_SHORT EXERCISE_:
Reproduce all the entries exactly and keep the pictures out.

....

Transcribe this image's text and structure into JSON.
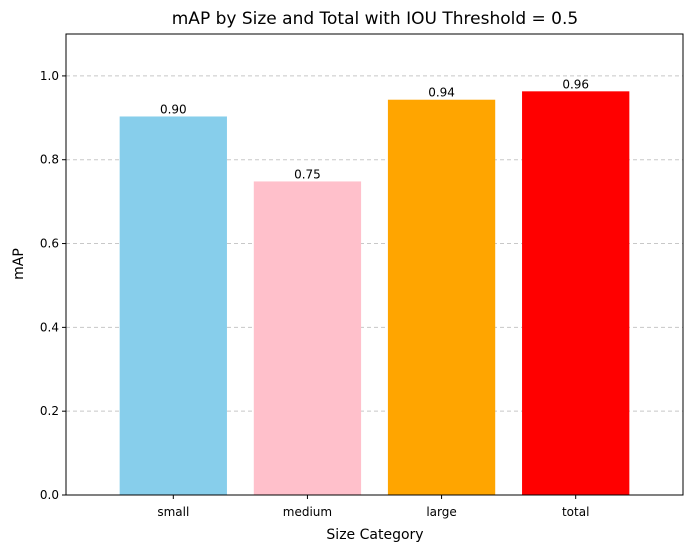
{
  "chart_data": {
    "type": "bar",
    "title": "mAP by Size and Total with IOU Threshold = 0.5",
    "xlabel": "Size Category",
    "ylabel": "mAP",
    "categories": [
      "small",
      "medium",
      "large",
      "total"
    ],
    "values": [
      0.9032,
      0.7482,
      0.9432,
      0.9632
    ],
    "value_labels": [
      "0.90",
      "0.75",
      "0.94",
      "0.96"
    ],
    "colors": [
      "#87ceeb",
      "#ffc0cb",
      "#ffa500",
      "#ff0000"
    ],
    "ylim": [
      0,
      1.1
    ],
    "yticks": [
      0.0,
      0.2,
      0.4,
      0.6,
      0.8,
      1.0
    ],
    "ytick_labels": [
      "0.0",
      "0.2",
      "0.4",
      "0.6",
      "0.8",
      "1.0"
    ],
    "grid": {
      "axis": "y",
      "style": "dashed",
      "color": "#c8c8c8"
    },
    "legend": "none"
  }
}
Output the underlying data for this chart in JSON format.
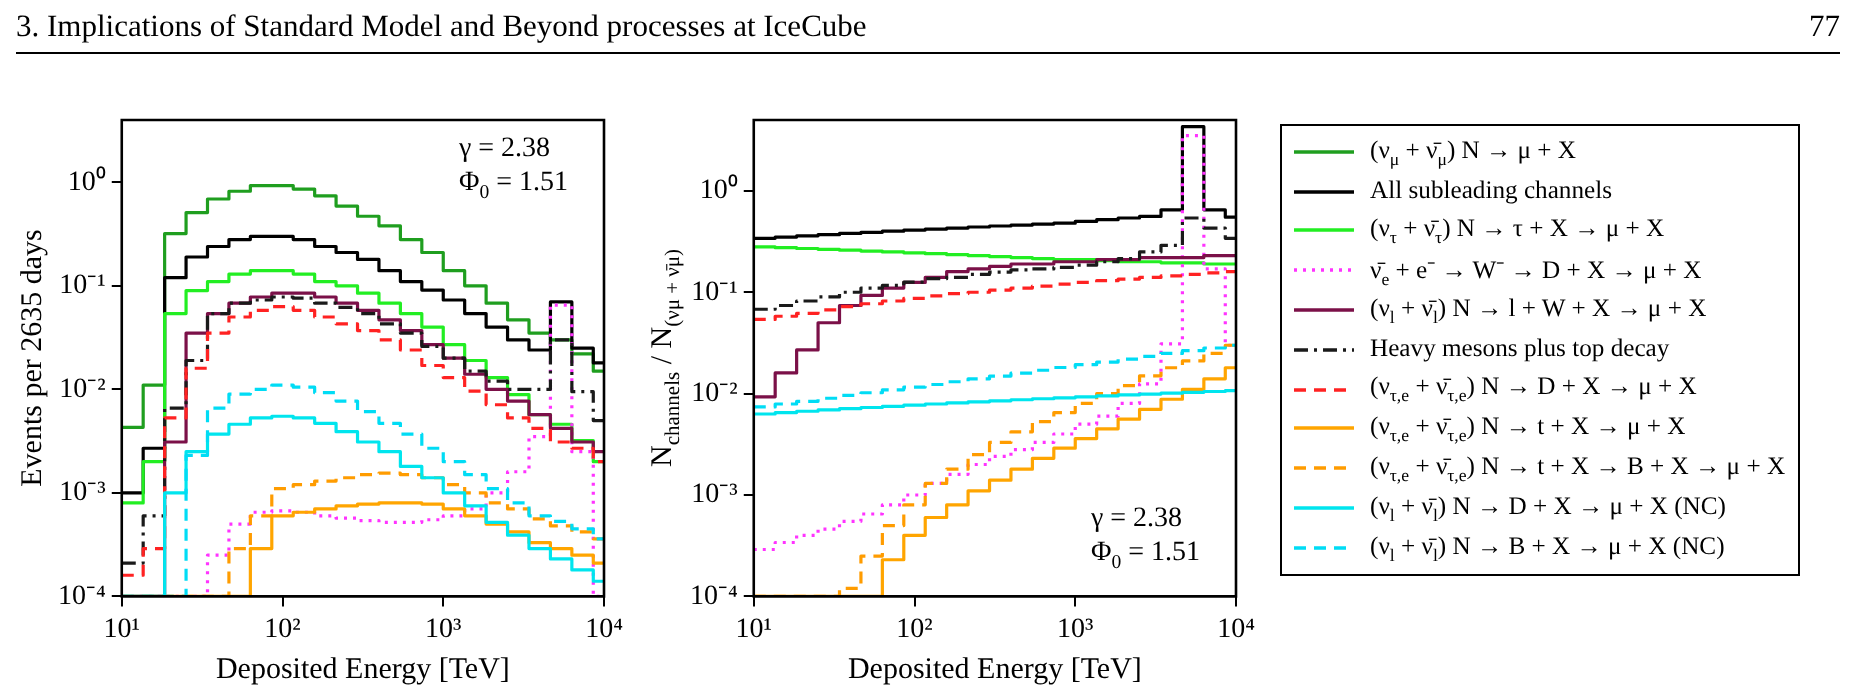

....

_ANSWER FOR THE TASK_:
Transcribe this image's text and structure into JSON.
{
  "chart_data": {
    "type": "bar",
    "title": "mAP by Size and Total with IOU Threshold = 0.5",
    "xlabel": "Size Category",
    "ylabel": "mAP",
    "categories": [
      "small",
      "medium",
      "large",
      "total"
    ],
    "values": [
      0.9032,
      0.7482,
      0.9432,
      0.9632
    ],
    "value_labels": [
      "0.90",
      "0.75",
      "0.94",
      "0.96"
    ],
    "colors": [
      "#87ceeb",
      "#ffc0cb",
      "#ffa500",
      "#ff0000"
    ],
    "ylim": [
      0,
      1.1
    ],
    "yticks": [
      0.0,
      0.2,
      0.4,
      0.6,
      0.8,
      1.0
    ],
    "ytick_labels": [
      "0.0",
      "0.2",
      "0.4",
      "0.6",
      "0.8",
      "1.0"
    ],
    "grid": {
      "axis": "y",
      "style": "dashed",
      "color": "#c8c8c8"
    },
    "legend": "none"
  }
}
Output the underlying data for this chart in JSON format.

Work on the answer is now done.